■ **Problem requirements**
The listing below is to be output in its exact form.

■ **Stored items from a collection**
┌────────

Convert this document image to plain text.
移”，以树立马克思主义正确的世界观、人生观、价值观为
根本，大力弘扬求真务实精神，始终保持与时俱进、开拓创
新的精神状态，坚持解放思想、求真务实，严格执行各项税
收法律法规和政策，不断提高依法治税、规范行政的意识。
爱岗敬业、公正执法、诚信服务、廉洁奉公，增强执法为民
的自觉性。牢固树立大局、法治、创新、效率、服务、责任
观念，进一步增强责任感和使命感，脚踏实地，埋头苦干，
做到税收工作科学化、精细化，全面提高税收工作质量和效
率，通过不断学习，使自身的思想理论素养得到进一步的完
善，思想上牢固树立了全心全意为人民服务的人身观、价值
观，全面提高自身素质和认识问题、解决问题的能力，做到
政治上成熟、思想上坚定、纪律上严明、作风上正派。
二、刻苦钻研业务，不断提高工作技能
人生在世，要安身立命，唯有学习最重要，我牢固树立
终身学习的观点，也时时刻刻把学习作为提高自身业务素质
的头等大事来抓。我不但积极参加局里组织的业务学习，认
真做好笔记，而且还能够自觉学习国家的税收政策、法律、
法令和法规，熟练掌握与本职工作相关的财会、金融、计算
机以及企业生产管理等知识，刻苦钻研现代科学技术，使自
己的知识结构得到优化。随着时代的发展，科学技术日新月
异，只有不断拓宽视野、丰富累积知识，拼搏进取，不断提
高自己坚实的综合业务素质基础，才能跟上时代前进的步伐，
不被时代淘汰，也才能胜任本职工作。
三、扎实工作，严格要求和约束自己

└────────

■ **Expected answer**
Convert this document image to plain text.
移”，以树立马克思主义正确的世界观、人生观、价值观为
根本，大力弘扬求真务实精神，始终保持与时俱进、开拓创
新的精神状态，坚持解放思想、求真务实，严格执行各项税
收法律法规和政策，不断提高依法治税、规范行政的意识。
爱岗敬业、公正执法、诚信服务、廉洁奉公，增强执法为民
的自觉性。牢固树立大局、法治、创新、效率、服务、责任
观念，进一步增强责任感和使命感，脚踏实地，埋头苦干，
做到税收工作科学化、精细化，全面提高税收工作质量和效
率，通过不断学习，使自身的思想理论素养得到进一步的完
善，思想上牢固树立了全心全意为人民服务的人身观、价值
观，全面提高自身素质和认识问题、解决问题的能力，做到
政治上成熟、思想上坚定、纪律上严明、作风上正派。
二、刻苦钻研业务，不断提高工作技能
人生在世，要安身立命，唯有学习最重要，我牢固树立
终身学习的观点，也时时刻刻把学习作为提高自身业务素质
的头等大事来抓。我不但积极参加局里组织的业务学习，认
真做好笔记，而且还能够自觉学习国家的税收政策、法律、
法令和法规，熟练掌握与本职工作相关的财会、金融、计算
机以及企业生产管理等知识，刻苦钻研现代科学技术，使自
己的知识结构得到优化。随着时代的发展，科学技术日新月
异，只有不断拓宽视野、丰富累积知识，拼搏进取，不断提
高自己坚实的综合业务素质基础，才能跟上时代前进的步伐，
不被时代淘汰，也才能胜任本职工作。
三、扎实工作，严格要求和约束自己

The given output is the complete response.